>> START

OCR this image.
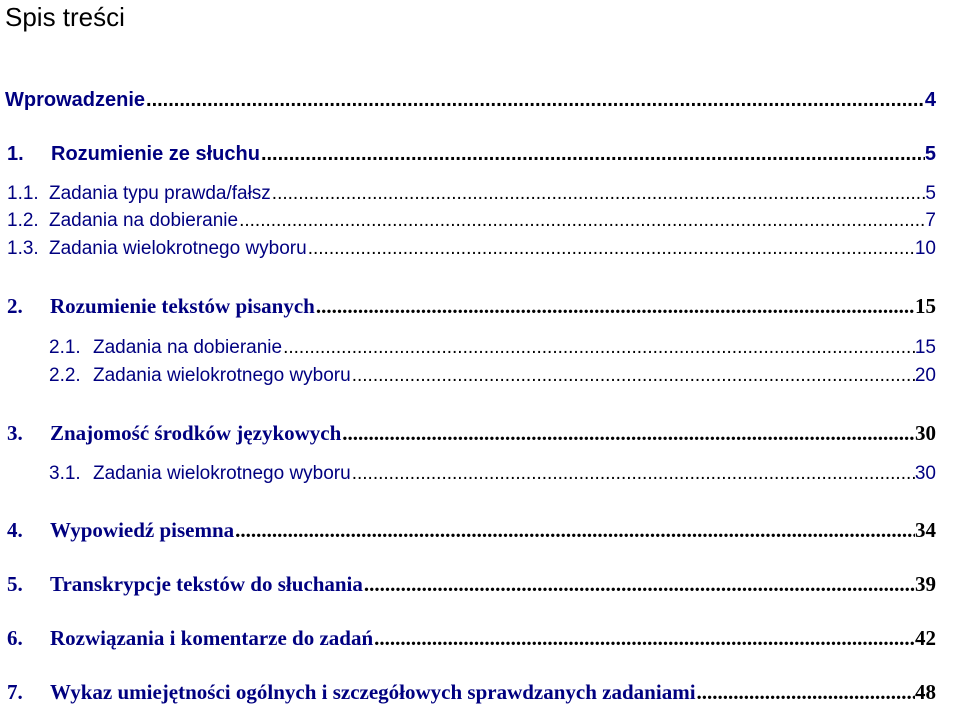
Spis treści
Wprowadzenie .....	4
1.	Rozumienie ze słuchu .....	5
1.1. Zadania typu prawda/fałsz .....	5
1.2. Zadania na dobieranie .....	7
1.3. Zadania wielokrotnego wyboru .....	10
2.	Rozumienie tekstów pisanych .....	15
2.1. Zadania na dobieranie .....	15
2.2. Zadania wielokrotnego wyboru .....	20
3.	Znajomość środków językowych .....	30
3.1. Zadania wielokrotnego wyboru .....	30
4.	Wypowiedź pisemna .....	34
5.	Transkrypcje tekstów do słuchania .....	39
6.	Rozwiązania i komentarze do zadań .....	42
7.	Wykaz umiejętności ogólnych i szczegółowych sprawdzanych zadaniami .....	48
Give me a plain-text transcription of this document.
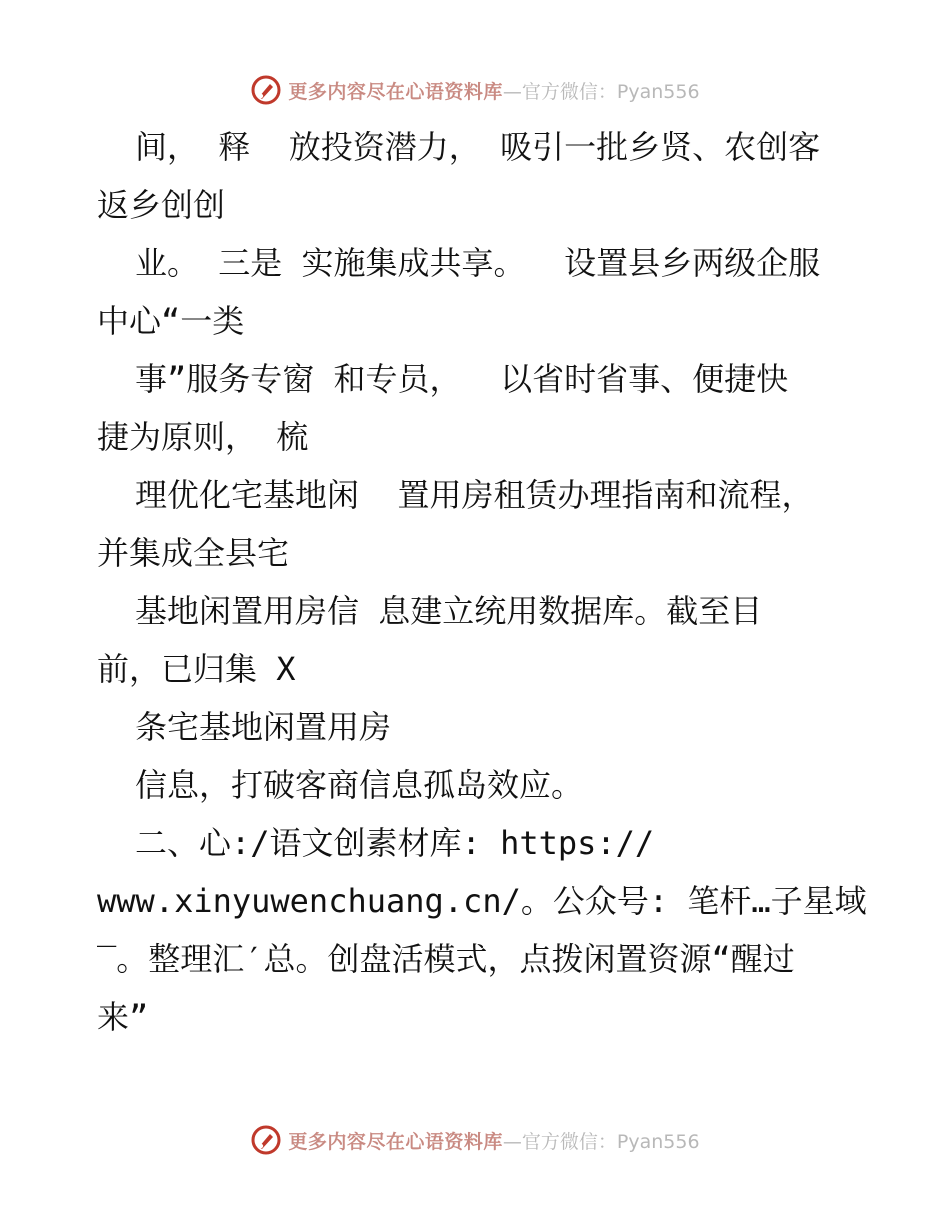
更多内容尽在心语资料库 —官方微信：Pyan556
间， 释  放投资潜力， 吸引一批乡贤、农创客
返乡创创
业。 三是 实施集成共享。  设置县乡两级企服
中心“一类
事”服务专窗 和专员，  以省时省事、便捷快
捷为原则， 梳
理优化宅基地闲  置用房租赁办理指南和流程，
并集成全县宅
基地闲置用房信 息建立统用数据库。截至目
前，已归集 X
条宅基地闲置用房
信息，打破客商信息孤岛效应。
二、心:/语文创素材库: https://
www.xinyuwenchuang.cn/。公众号: 笔杆…子星域
‾。整理汇′总。创盘活模式，点拨闲置资源“醒过
来”
更多内容尽在心语资料库 —官方微信：Pyan556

>> END

» GIVEN REQUEST: Omit every picture while copying the listing above exactly.

» SOLVED EXERCISE:
OCR this image.
Spis treści
Wprowadzenie .....	4
1.	Rozumienie ze słuchu .....	5
1.1. Zadania typu prawda/fałsz .....	5
1.2. Zadania na dobieranie .....	7
1.3. Zadania wielokrotnego wyboru .....	10
2.	Rozumienie tekstów pisanych .....	15
2.1. Zadania na dobieranie .....	15
2.2. Zadania wielokrotnego wyboru .....	20
3.	Znajomość środków językowych .....	30
3.1. Zadania wielokrotnego wyboru .....	30
4.	Wypowiedź pisemna .....	34
5.	Transkrypcje tekstów do słuchania .....	39
6.	Rozwiązania i komentarze do zadań .....	42
7.	Wykaz umiejętności ogólnych i szczegółowych sprawdzanych zadaniami .....	48
Give me a plain-text transcription of this document.
更多内容尽在心语资料库 —官方微信：Pyan556
间， 释  放投资潜力， 吸引一批乡贤、农创客
返乡创创
业。 三是 实施集成共享。  设置县乡两级企服
中心“一类
事”服务专窗 和专员，  以省时省事、便捷快
捷为原则， 梳
理优化宅基地闲  置用房租赁办理指南和流程，
并集成全县宅
基地闲置用房信 息建立统用数据库。截至目
前，已归集 X
条宅基地闲置用房
信息，打破客商信息孤岛效应。
二、心:/语文创素材库: https://
www.xinyuwenchuang.cn/。公众号: 笔杆…子星域
‾。整理汇′总。创盘活模式，点拨闲置资源“醒过
来”
更多内容尽在心语资料库 —官方微信：Pyan556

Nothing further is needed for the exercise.